(What to work on) Turn the items below, from their first line through the line containing "section-title: Update table", into a Markdown table with the columns Index and Entry. Put a row number in Index and the line in Entry, and leave out blank lines.

(Task inputs)

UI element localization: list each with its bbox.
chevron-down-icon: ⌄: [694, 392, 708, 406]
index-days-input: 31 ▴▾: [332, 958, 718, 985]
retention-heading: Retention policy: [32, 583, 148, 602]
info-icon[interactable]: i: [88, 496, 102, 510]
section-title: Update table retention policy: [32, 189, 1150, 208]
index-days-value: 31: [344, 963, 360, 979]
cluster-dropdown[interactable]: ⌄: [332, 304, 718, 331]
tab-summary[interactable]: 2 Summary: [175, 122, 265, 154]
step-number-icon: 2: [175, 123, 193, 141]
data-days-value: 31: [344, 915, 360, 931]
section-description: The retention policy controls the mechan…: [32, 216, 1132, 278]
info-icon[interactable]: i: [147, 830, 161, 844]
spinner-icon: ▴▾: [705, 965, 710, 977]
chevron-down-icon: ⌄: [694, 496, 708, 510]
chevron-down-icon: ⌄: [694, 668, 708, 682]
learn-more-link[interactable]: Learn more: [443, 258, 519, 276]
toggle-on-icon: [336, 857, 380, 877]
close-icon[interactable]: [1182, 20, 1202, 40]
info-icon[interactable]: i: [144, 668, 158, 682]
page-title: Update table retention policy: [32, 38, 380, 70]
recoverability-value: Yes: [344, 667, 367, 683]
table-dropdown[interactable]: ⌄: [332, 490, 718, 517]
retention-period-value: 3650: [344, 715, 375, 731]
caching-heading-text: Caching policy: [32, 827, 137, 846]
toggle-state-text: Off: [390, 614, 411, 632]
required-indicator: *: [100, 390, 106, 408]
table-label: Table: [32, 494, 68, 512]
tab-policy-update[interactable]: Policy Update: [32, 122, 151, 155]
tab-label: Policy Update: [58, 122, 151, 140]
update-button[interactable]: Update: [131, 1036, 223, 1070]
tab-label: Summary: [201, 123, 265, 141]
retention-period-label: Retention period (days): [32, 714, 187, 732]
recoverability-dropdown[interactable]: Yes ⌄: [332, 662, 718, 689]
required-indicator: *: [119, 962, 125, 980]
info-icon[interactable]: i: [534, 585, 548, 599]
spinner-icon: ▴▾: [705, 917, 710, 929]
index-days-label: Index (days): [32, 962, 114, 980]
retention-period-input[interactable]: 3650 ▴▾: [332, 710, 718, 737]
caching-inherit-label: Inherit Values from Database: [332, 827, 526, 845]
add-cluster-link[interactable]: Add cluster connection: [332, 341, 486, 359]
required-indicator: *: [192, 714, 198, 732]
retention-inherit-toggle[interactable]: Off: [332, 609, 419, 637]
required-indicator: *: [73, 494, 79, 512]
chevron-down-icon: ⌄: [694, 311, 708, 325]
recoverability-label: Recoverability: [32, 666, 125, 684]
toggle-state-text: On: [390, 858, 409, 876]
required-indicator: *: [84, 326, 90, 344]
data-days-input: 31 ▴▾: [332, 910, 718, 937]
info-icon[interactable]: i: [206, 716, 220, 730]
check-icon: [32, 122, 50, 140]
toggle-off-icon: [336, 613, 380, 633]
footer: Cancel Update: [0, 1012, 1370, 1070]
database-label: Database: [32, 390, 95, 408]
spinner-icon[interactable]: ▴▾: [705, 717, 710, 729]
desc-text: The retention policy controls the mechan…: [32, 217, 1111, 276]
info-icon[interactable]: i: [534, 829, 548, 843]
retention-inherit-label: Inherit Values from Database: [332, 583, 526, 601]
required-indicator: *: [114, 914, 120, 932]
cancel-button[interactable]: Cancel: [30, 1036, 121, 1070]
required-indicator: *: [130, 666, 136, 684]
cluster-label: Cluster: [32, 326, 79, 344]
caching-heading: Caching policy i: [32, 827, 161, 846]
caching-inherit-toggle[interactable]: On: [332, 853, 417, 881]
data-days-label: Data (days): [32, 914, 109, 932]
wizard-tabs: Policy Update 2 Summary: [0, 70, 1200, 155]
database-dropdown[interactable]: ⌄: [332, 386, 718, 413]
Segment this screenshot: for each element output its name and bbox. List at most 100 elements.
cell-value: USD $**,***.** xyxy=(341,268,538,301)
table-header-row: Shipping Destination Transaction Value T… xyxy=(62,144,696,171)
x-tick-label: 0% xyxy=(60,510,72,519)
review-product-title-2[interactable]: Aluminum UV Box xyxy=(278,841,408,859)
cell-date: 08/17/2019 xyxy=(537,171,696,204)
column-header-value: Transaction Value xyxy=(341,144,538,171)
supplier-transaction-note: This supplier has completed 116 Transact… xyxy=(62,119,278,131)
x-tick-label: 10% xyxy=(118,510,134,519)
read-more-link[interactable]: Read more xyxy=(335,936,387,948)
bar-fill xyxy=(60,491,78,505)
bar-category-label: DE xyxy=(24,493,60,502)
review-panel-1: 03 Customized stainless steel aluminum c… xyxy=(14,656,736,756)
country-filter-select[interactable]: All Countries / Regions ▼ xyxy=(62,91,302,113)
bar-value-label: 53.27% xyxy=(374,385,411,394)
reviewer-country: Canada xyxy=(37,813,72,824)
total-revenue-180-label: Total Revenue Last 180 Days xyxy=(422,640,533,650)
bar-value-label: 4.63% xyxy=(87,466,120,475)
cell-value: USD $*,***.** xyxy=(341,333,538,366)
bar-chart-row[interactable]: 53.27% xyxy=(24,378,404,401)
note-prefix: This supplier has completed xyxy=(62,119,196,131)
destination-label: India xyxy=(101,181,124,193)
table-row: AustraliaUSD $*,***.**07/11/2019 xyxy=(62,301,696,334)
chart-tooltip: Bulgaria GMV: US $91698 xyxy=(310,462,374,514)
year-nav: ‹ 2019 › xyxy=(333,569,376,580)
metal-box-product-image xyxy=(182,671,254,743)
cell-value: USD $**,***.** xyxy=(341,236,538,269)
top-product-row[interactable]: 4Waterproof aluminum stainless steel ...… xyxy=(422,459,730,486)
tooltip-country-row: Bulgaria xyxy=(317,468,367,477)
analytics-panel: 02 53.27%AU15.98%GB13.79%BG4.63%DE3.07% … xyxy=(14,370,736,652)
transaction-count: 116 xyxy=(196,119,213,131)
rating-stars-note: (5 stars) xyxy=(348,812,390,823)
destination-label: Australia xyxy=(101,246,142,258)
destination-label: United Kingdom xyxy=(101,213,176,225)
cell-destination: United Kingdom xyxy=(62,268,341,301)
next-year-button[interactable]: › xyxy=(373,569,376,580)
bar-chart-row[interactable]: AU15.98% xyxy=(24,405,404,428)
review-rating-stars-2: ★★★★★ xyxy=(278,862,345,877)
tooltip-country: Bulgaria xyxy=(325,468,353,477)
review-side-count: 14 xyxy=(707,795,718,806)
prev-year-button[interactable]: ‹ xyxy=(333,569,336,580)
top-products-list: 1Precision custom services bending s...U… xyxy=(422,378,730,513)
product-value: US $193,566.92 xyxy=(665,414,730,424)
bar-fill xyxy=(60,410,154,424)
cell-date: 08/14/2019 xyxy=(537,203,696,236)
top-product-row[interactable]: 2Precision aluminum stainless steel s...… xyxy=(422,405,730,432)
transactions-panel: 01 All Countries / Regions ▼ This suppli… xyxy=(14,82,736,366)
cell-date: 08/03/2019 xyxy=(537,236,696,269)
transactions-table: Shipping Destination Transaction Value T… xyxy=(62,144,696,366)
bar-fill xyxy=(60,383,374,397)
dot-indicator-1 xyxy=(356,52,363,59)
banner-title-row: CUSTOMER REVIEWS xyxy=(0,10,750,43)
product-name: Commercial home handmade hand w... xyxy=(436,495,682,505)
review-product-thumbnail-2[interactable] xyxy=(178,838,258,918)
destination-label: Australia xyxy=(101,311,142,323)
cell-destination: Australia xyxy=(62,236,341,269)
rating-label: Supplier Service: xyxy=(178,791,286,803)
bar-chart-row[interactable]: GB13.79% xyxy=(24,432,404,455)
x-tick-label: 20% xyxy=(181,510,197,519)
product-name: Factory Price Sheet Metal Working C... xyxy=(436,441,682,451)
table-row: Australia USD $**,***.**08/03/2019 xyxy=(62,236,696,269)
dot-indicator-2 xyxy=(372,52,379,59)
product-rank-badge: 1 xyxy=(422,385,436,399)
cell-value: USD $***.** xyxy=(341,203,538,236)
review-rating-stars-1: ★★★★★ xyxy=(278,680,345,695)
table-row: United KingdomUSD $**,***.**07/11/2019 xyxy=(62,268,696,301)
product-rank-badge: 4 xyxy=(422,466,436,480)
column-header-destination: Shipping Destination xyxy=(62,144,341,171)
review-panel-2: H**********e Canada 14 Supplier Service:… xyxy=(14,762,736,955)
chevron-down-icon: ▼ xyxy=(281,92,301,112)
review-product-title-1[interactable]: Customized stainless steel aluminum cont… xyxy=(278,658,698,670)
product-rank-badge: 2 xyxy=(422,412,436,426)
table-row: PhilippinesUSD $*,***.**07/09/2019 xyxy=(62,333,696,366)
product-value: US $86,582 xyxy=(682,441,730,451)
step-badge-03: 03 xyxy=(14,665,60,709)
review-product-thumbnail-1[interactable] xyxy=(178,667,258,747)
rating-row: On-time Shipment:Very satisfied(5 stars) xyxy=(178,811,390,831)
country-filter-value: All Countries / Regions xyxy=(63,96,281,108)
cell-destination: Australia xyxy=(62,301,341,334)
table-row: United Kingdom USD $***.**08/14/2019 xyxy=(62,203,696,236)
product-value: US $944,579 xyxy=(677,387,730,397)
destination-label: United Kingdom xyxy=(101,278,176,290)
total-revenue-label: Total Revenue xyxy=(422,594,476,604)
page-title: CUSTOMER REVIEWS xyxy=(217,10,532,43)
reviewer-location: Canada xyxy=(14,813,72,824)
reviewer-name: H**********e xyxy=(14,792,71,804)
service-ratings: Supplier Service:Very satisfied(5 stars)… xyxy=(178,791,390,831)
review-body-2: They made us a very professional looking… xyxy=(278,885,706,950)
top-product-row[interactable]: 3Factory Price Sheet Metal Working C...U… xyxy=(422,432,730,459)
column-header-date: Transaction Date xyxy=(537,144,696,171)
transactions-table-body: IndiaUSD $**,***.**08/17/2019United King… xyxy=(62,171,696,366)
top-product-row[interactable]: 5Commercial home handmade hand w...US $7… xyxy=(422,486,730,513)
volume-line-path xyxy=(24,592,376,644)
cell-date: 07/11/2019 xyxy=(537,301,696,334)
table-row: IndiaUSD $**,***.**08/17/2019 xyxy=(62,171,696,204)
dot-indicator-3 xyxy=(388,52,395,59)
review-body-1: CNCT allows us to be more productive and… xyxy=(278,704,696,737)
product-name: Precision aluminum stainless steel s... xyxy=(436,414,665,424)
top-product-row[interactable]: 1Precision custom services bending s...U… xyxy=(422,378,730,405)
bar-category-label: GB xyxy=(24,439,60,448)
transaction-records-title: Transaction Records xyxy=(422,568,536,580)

(Response)
| Index | Entry |
|---|---|
| 1 | UI element localization: list each with its bbox. |
| 2 | chevron-down-icon: ⌄: [694, 392, 708, 406] |
| 3 | index-days-input: 31 ▴▾: [332, 958, 718, 985] |
| 4 | retention-heading: Retention policy: [32, 583, 148, 602] |
| 5 | info-icon[interactable]: i: [88, 496, 102, 510] |
| 6 | section-title: Update table retention policy: [32, 189, 1150, 208] |